-- start of RECORDS FOR PROCESSING --

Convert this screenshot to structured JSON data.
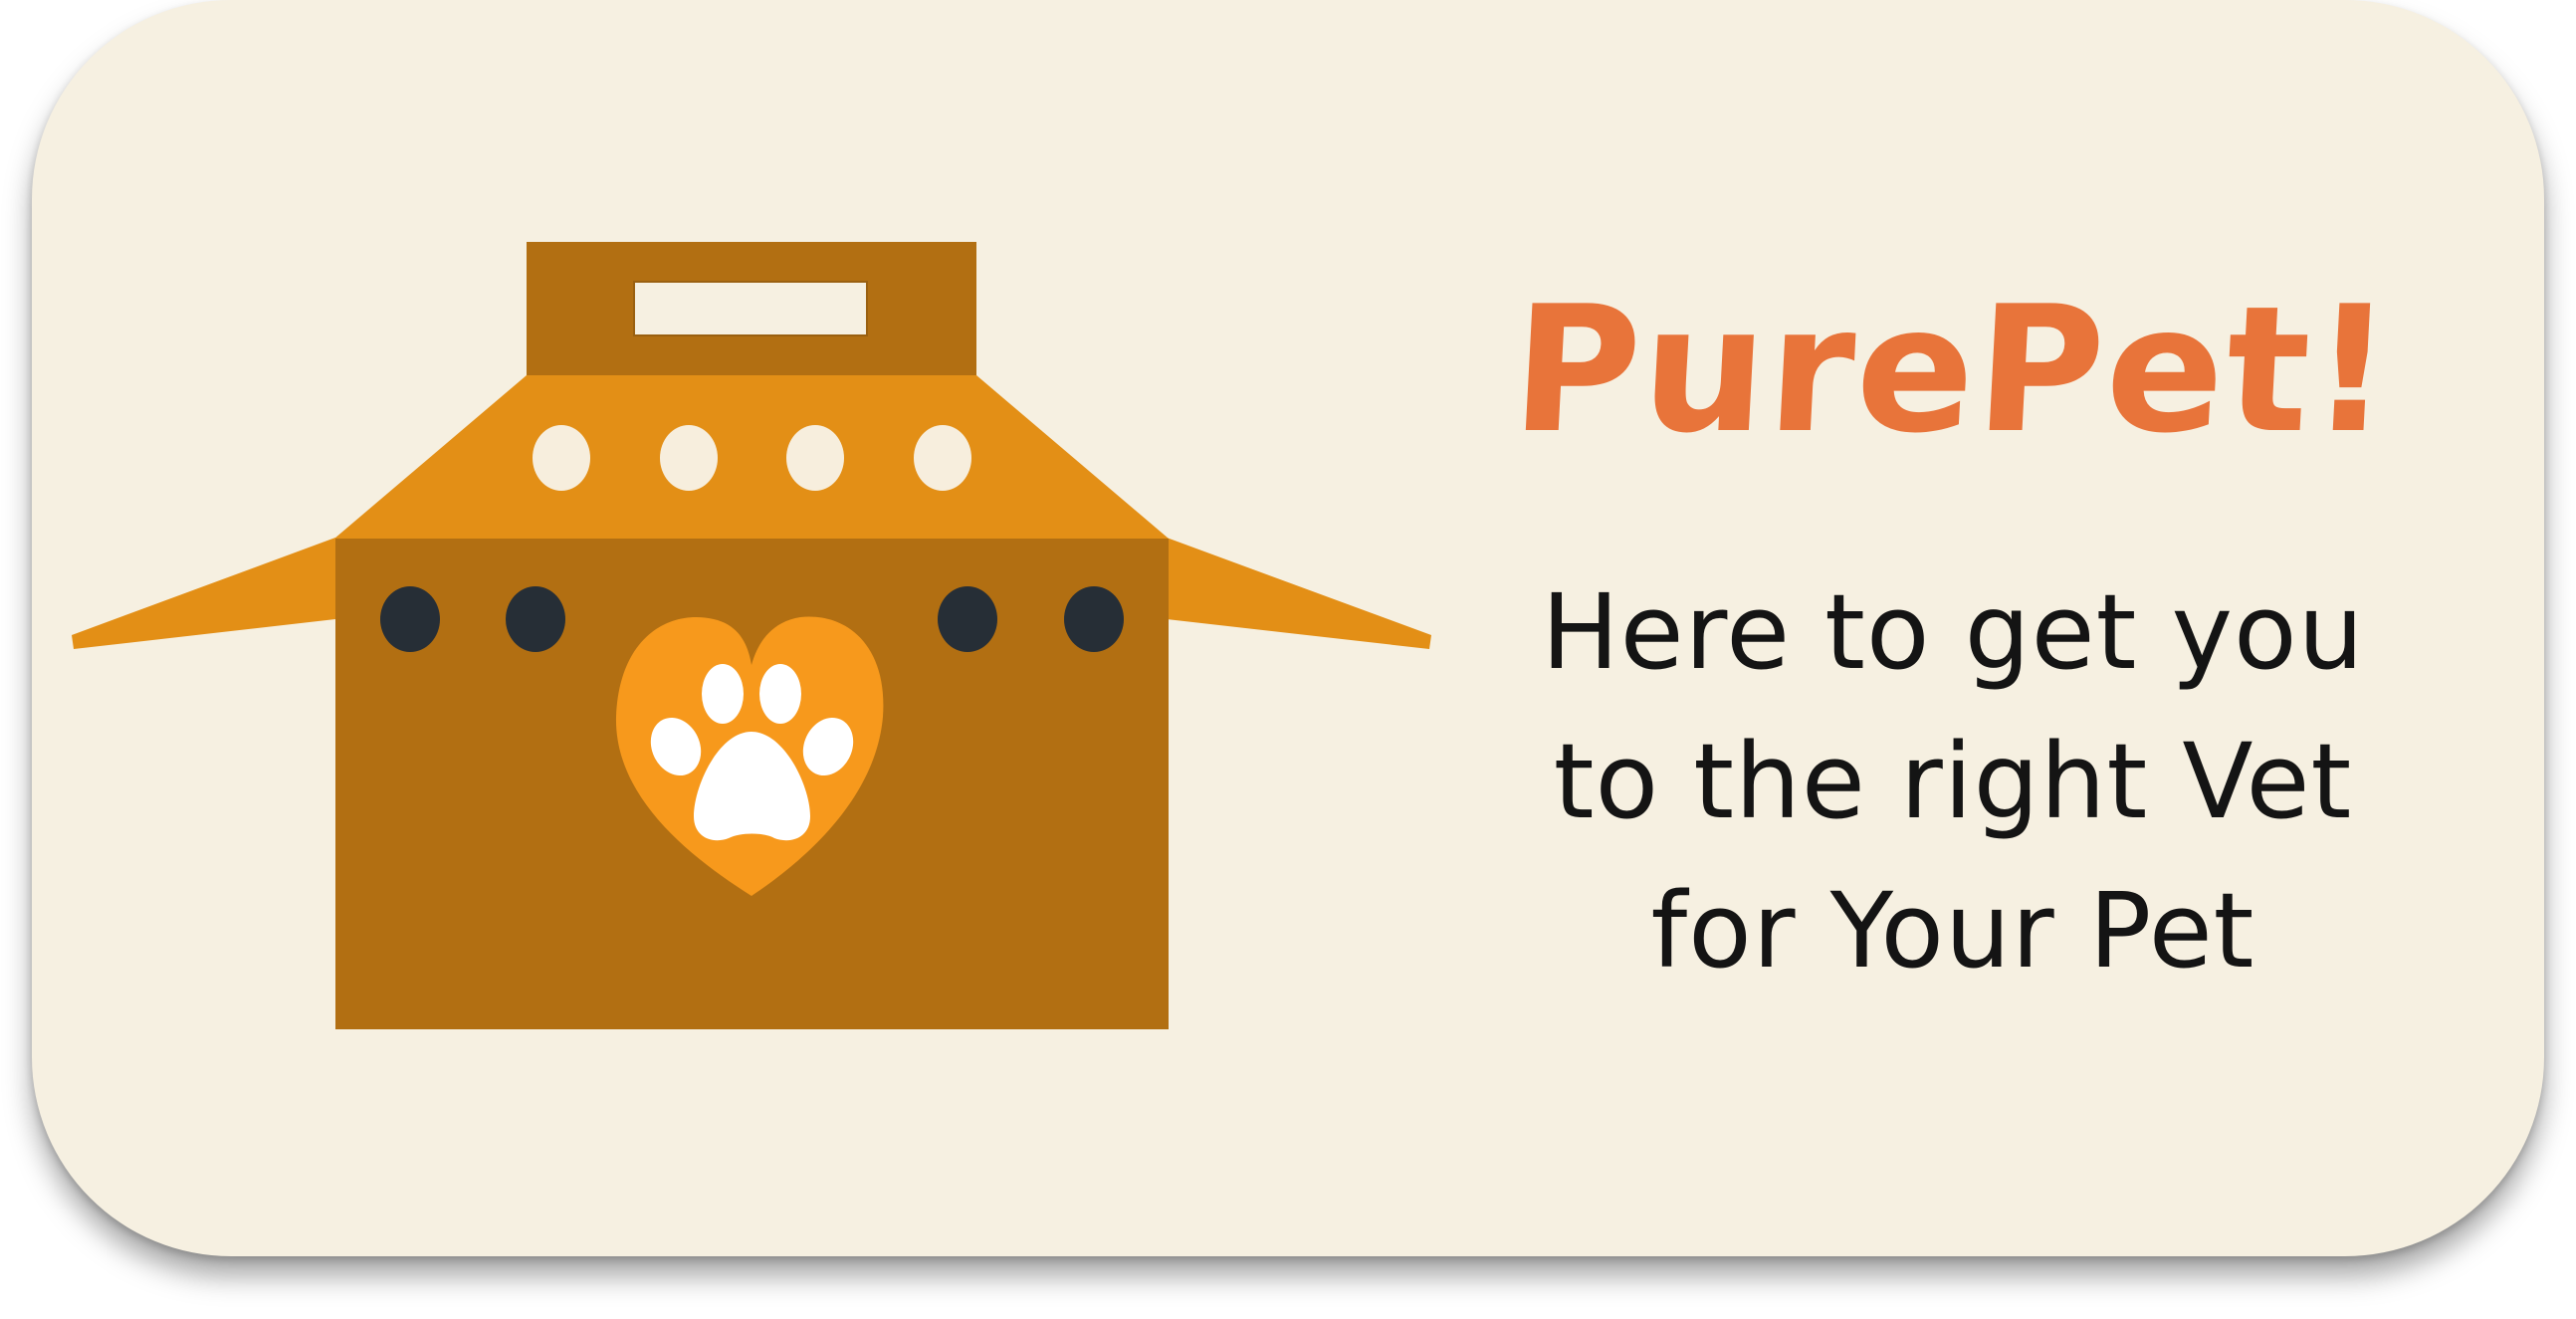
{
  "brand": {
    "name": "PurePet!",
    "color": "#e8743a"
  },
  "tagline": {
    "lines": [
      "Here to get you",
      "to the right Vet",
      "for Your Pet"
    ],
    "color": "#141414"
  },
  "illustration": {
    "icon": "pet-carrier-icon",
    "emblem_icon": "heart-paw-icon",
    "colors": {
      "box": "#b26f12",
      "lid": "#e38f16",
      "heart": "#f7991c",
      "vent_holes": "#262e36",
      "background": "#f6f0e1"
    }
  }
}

-- end of RECORDS FOR PROCESSING --
-- start of RECORDS FOR PROCESSING --

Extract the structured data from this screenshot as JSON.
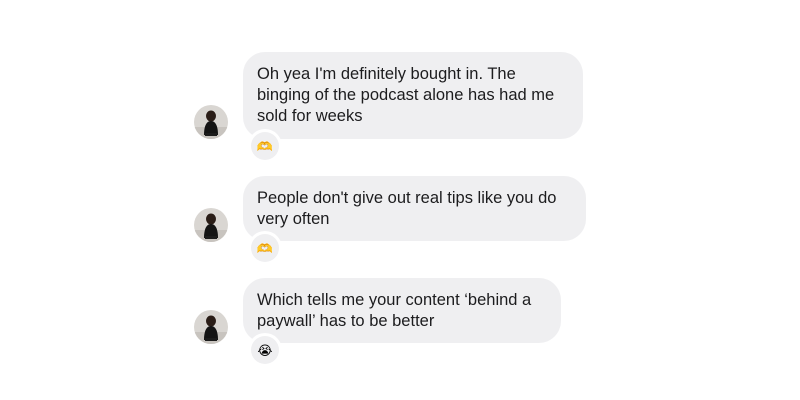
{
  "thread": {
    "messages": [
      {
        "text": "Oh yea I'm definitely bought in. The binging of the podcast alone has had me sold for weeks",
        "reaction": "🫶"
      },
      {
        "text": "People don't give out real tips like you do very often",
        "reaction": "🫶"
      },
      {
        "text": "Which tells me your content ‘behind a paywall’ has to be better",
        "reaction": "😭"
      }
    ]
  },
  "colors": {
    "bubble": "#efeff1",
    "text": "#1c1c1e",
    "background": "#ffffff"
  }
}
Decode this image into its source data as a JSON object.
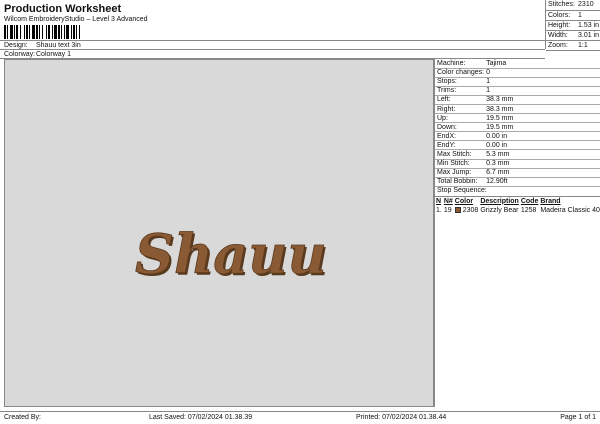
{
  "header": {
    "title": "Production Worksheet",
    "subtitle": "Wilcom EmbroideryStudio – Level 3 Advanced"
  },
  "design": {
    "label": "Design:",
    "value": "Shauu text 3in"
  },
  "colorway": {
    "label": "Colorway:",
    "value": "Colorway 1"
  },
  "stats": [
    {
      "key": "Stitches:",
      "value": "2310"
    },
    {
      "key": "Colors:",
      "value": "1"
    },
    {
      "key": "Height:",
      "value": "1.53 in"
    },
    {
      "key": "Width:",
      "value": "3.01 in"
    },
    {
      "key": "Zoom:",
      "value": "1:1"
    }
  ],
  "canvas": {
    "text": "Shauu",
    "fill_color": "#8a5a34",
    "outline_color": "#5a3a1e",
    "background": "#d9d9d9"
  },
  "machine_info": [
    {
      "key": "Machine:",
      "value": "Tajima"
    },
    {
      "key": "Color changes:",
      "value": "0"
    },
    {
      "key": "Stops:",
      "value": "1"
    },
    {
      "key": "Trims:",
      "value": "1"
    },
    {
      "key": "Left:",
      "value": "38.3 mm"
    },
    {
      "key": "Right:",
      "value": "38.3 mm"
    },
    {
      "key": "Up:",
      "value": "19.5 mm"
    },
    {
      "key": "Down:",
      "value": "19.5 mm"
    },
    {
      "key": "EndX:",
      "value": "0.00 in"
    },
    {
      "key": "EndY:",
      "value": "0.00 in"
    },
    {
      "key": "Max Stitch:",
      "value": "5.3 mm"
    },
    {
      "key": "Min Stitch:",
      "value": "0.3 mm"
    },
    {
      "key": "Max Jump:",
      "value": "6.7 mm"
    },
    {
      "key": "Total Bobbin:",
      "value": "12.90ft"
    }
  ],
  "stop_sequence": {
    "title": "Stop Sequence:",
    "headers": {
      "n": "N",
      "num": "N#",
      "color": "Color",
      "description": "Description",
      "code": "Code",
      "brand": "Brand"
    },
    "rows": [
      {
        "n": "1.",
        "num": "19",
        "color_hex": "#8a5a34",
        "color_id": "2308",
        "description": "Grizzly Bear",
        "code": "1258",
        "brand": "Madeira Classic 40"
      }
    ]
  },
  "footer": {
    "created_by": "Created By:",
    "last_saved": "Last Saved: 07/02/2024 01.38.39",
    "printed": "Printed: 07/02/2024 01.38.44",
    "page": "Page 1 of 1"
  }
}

-- end of RECORDS FOR PROCESSING --

→ **TASK TO CARRY OUT**
Each line containing the word "data" counts once; say how many such lines there are, giving only the number.

→ **OUTPUT FOR THIS TASK**
3